Task requirements:
[A] What is the stated goal of the Linux kernel hacking guide?
[B] Write out the part of the Linux kernel hacking guide that opens with the words containing "</releaseinfo>" and closes with "of useful routines.".

Supplied passage Start Marker

See the GNU General Public License for more details.
</para>
<para>
You should have received a copy of the GNU General Public
License along with this program; if not, write to the Free
Software Foundation, Inc., 59 Temple Place, Suite 330, Boston,
MA 02111-1307 USA
</para>
<para>
For more details see the file COPYING in the source
distribution of Linux.
</para>
</legalnotice>
<releaseinfo>
This is the first release of this document as part of the kernel tarball.
</releaseinfo>
</bookinfo>
<toc></toc>
<chapter id="introduction">
<title>Introduction</title>
<para>
Welcome, gentle reader, to Rusty's Remarkably Unreliable Guide to Linux
Kernel Hacking. This document describes the common routines and
general requirements for kernel code: its goal is to serve as a
primer for Linux kernel development for experienced C
programmers. I avoid implementation details: that's what the
code is for, and I ignore whole tracts of useful routines.
</para>
<para>
Before you read this, please understand that I never wanted to
write this document, being grossly under-qualified, but I always
wanted to read it, and this was the only way. I hope it will
grow into a compendium of best practice, common starting points
and random information.
</para>
</chapter>
<chapter id="basic-players">
<title>The Players</title>
<para>
At any time each of the CPUs in a system can be:
</para>
<itemizedlist>
<listitem>
<para>
not associated with any process, serving a hardware interrupt;
</para>
</listitem>
<listitem>
<para>
not associated with any process, serving a softirq or tasklet;
</para>
</listitem>
<listitem>
<para>
running in kernel space, associated with a process (user context);
</para>
</listitem>
<listitem>
<para>
running a process in user space.
</para>
</listitem>
</itemizedlist>
<para>
There is an ordering between these. The bottom two can preempt
each other, but above that is a strict hierarchy: each can only be
preempted by the ones above it. For example, while a softirq is
running on a CPU, no other softirq will preempt it, but a hardware
interrupt can. However, any other CPUs in the system execute
independently.
</para>
<para>
We'll see a number of ways that the user context can block
interrupts, to become truly non-preemptable.
</para>
<sect1 id="basics-usercontext">
<title>User Context</title>
<para>
User context is when you are coming in from a system call or other
trap: like userspace, you can be preempted by more important tasks
and by interrupts. You can sleep, by calling
<function>schedule()</function>.
</para>
<note>
<para>
You are always in user context on module load and unload,
and on operations on the block device layer.

Supplied passage End Marker
Extracted records Start Marker

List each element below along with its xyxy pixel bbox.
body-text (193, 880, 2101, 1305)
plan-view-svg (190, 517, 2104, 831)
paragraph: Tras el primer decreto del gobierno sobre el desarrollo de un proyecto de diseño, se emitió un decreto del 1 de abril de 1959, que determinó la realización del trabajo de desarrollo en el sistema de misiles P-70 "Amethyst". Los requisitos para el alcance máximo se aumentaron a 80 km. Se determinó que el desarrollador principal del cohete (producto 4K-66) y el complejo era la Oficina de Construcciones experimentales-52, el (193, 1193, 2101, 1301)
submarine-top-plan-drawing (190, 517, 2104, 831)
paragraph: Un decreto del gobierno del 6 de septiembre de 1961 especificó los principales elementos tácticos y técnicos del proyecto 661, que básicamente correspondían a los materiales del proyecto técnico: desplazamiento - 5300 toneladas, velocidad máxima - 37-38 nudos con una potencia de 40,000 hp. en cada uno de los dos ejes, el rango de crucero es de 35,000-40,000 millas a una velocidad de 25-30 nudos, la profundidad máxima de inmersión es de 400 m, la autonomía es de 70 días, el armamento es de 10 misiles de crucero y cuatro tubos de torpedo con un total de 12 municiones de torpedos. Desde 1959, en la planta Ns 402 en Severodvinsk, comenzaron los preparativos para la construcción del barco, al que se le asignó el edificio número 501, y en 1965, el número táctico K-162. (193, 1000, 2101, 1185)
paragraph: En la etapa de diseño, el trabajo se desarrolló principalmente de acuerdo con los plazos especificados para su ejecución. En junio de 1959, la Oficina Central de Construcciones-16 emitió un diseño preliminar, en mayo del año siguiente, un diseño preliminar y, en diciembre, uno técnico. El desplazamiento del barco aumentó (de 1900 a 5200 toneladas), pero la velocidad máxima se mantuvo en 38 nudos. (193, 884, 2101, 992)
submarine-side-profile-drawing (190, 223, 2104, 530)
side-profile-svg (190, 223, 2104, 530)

Extracted records End Marker

Responses per task:
[A] To serve as a primer for Linux kernel development for experienced C programmers.

[B]
</releaseinfo>
</bookinfo>
<toc></toc>
<chapter id="introduction">
<title>Introduction</title>
<para>
Welcome, gentle reader, to Rusty's Remarkably Unreliable Guide to Linux
Kernel Hacking. This document describes the common routines and
general requirements for kernel code: its goal is to serve as a
primer for Linux kernel development for experienced C
programmers. I avoid implementation details: that's what the
code is for, and I ignore whole tracts of useful routines.